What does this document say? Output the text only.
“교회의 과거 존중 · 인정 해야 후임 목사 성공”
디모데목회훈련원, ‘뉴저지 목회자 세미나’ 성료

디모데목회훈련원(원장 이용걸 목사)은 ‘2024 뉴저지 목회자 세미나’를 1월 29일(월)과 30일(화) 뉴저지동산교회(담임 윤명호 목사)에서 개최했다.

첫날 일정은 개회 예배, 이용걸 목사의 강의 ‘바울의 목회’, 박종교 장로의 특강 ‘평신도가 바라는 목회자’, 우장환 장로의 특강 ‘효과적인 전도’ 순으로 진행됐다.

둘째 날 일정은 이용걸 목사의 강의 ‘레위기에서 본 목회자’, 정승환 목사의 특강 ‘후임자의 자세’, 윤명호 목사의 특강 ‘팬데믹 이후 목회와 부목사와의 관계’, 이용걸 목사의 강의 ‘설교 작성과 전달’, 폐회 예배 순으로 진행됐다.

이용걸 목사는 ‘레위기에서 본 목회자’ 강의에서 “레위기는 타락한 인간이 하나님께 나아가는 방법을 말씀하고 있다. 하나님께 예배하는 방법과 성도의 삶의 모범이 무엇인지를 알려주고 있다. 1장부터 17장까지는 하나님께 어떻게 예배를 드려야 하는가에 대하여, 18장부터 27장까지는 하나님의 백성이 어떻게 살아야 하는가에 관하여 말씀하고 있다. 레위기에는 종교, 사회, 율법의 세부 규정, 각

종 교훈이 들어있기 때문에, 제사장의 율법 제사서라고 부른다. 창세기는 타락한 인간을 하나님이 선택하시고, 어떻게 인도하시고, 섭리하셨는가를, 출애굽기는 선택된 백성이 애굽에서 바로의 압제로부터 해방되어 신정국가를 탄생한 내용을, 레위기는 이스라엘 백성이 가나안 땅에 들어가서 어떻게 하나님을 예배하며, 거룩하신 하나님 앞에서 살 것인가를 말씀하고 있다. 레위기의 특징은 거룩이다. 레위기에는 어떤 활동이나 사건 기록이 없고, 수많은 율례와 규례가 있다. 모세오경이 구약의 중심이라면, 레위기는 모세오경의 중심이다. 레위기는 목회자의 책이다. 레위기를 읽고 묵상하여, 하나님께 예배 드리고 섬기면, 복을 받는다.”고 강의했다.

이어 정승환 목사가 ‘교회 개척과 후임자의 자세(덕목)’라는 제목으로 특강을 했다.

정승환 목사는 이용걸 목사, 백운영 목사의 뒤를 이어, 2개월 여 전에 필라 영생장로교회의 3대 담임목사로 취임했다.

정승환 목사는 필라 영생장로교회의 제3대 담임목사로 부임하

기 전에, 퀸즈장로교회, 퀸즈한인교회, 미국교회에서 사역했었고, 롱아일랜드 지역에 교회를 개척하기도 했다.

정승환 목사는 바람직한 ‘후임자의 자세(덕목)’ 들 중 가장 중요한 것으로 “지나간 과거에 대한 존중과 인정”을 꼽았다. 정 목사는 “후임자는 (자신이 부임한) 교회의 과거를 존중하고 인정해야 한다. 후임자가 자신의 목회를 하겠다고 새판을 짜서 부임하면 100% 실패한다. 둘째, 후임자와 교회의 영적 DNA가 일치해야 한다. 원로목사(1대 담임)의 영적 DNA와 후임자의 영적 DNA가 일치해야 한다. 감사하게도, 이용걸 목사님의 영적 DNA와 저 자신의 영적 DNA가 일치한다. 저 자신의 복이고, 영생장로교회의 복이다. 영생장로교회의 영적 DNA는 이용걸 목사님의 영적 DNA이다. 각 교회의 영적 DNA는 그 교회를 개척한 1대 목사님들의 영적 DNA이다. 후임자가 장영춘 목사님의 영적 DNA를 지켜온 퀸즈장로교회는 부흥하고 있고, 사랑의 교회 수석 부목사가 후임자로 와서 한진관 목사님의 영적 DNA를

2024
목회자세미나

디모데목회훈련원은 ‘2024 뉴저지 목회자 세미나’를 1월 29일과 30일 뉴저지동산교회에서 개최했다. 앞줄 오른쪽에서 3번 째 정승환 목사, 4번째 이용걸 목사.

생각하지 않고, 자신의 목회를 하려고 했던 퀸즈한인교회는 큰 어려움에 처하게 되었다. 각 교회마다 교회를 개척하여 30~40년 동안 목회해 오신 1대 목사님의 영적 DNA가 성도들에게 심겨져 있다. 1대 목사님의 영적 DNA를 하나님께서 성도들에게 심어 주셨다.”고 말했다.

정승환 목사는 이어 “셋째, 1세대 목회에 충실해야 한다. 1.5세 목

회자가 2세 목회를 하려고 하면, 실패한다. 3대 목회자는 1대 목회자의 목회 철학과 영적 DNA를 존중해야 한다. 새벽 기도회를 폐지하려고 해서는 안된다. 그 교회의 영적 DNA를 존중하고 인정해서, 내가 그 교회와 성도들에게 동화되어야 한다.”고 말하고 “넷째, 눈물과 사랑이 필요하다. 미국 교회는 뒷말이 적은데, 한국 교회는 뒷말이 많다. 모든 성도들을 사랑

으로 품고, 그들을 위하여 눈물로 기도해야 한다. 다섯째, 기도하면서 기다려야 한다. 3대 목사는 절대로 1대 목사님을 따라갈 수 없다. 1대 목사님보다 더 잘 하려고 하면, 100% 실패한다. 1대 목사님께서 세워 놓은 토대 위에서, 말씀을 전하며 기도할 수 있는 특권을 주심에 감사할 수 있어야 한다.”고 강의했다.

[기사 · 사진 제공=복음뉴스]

• • • • •

Requirements ->
Recopy the entries above exactly, with every line included.

Solution ->
What does this document say? Output the text only.
“교회의 과거 존중 · 인정 해야 후임 목사 성공”
디모데목회훈련원, ‘뉴저지 목회자 세미나’ 성료

디모데목회훈련원(원장 이용걸 목사)은 ‘2024 뉴저지 목회자 세미나’를 1월 29일(월)과 30일(화) 뉴저지동산교회(담임 윤명호 목사)에서 개최했다.

첫날 일정은 개회 예배, 이용걸 목사의 강의 ‘바울의 목회’, 박종교 장로의 특강 ‘평신도가 바라는 목회자’, 우장환 장로의 특강 ‘효과적인 전도’ 순으로 진행됐다.

둘째 날 일정은 이용걸 목사의 강의 ‘레위기에서 본 목회자’, 정승환 목사의 특강 ‘후임자의 자세’, 윤명호 목사의 특강 ‘팬데믹 이후 목회와 부목사와의 관계’, 이용걸 목사의 강의 ‘설교 작성과 전달’, 폐회 예배 순으로 진행됐다.

이용걸 목사는 ‘레위기에서 본 목회자’ 강의에서 “레위기는 타락한 인간이 하나님께 나아가는 방법을 말씀하고 있다. 하나님께 예배하는 방법과 성도의 삶의 모범이 무엇인지를 알려주고 있다. 1장부터 17장까지는 하나님께 어떻게 예배를 드려야 하는가에 대하여, 18장부터 27장까지는 하나님의 백성이 어떻게 살아야 하는가에 관하여 말씀하고 있다. 레위기에는 종교, 사회, 율법의 세부 규정, 각

종 교훈이 들어있기 때문에, 제사장의 율법 제사서라고 부른다. 창세기는 타락한 인간을 하나님이 선택하시고, 어떻게 인도하시고, 섭리하셨는가를, 출애굽기는 선택된 백성이 애굽에서 바로의 압제로부터 해방되어 신정국가를 탄생한 내용을, 레위기는 이스라엘 백성이 가나안 땅에 들어가서 어떻게 하나님을 예배하며, 거룩하신 하나님 앞에서 살 것인가를 말씀하고 있다. 레위기의 특징은 거룩이다. 레위기에는 어떤 활동이나 사건 기록이 없고, 수많은 율례와 규례가 있다. 모세오경이 구약의 중심이라면, 레위기는 모세오경의 중심이다. 레위기는 목회자의 책이다. 레위기를 읽고 묵상하여, 하나님께 예배 드리고 섬기면, 복을 받는다.”고 강의했다.

이어 정승환 목사가 ‘교회 개척과 후임자의 자세(덕목)’라는 제목으로 특강을 했다.

정승환 목사는 이용걸 목사, 백운영 목사의 뒤를 이어, 2개월 여 전에 필라 영생장로교회의 3대 담임목사로 취임했다.

정승환 목사는 필라 영생장로교회의 제3대 담임목사로 부임하

기 전에, 퀸즈장로교회, 퀸즈한인교회, 미국교회에서 사역했었고, 롱아일랜드 지역에 교회를 개척하기도 했다.

정승환 목사는 바람직한 ‘후임자의 자세(덕목)’ 들 중 가장 중요한 것으로 “지나간 과거에 대한 존중과 인정”을 꼽았다. 정 목사는 “후임자는 (자신이 부임한) 교회의 과거를 존중하고 인정해야 한다. 후임자가 자신의 목회를 하겠다고 새판을 짜서 부임하면 100% 실패한다. 둘째, 후임자와 교회의 영적 DNA가 일치해야 한다. 원로목사(1대 담임)의 영적 DNA와 후임자의 영적 DNA가 일치해야 한다. 감사하게도, 이용걸 목사님의 영적 DNA와 저 자신의 영적 DNA가 일치한다. 저 자신의 복이고, 영생장로교회의 복이다. 영생장로교회의 영적 DNA는 이용걸 목사님의 영적 DNA이다. 각 교회의 영적 DNA는 그 교회를 개척한 1대 목사님들의 영적 DNA이다. 후임자가 장영춘 목사님의 영적 DNA를 지켜온 퀸즈장로교회는 부흥하고 있고, 사랑의 교회 수석 부목사가 후임자로 와서 한진관 목사님의 영적 DNA를

2024
목회자세미나

디모데목회훈련원은 ‘2024 뉴저지 목회자 세미나’를 1월 29일과 30일 뉴저지동산교회에서 개최했다. 앞줄 오른쪽에서 3번 째 정승환 목사, 4번째 이용걸 목사.

생각하지 않고, 자신의 목회를 하려고 했던 퀸즈한인교회는 큰 어려움에 처하게 되었다. 각 교회마다 교회를 개척하여 30~40년 동안 목회해 오신 1대 목사님의 영적 DNA가 성도들에게 심겨져 있다. 1대 목사님의 영적 DNA를 하나님께서 성도들에게 심어 주셨다.”고 말했다.

정승환 목사는 이어 “셋째, 1세대 목회에 충실해야 한다. 1.5세 목

회자가 2세 목회를 하려고 하면, 실패한다. 3대 목회자는 1대 목회자의 목회 철학과 영적 DNA를 존중해야 한다. 새벽 기도회를 폐지하려고 해서는 안된다. 그 교회의 영적 DNA를 존중하고 인정해서, 내가 그 교회와 성도들에게 동화되어야 한다.”고 말하고 “넷째, 눈물과 사랑이 필요하다. 미국 교회는 뒷말이 적은데, 한국 교회는 뒷말이 많다. 모든 성도들을 사랑

으로 품고, 그들을 위하여 눈물로 기도해야 한다. 다섯째, 기도하면서 기다려야 한다. 3대 목사는 절대로 1대 목사님을 따라갈 수 없다. 1대 목사님보다 더 잘 하려고 하면, 100% 실패한다. 1대 목사님께서 세워 놓은 토대 위에서, 말씀을 전하며 기도할 수 있는 특권을 주심에 감사할 수 있어야 한다.”고 강의했다.

[기사 · 사진 제공=복음뉴스]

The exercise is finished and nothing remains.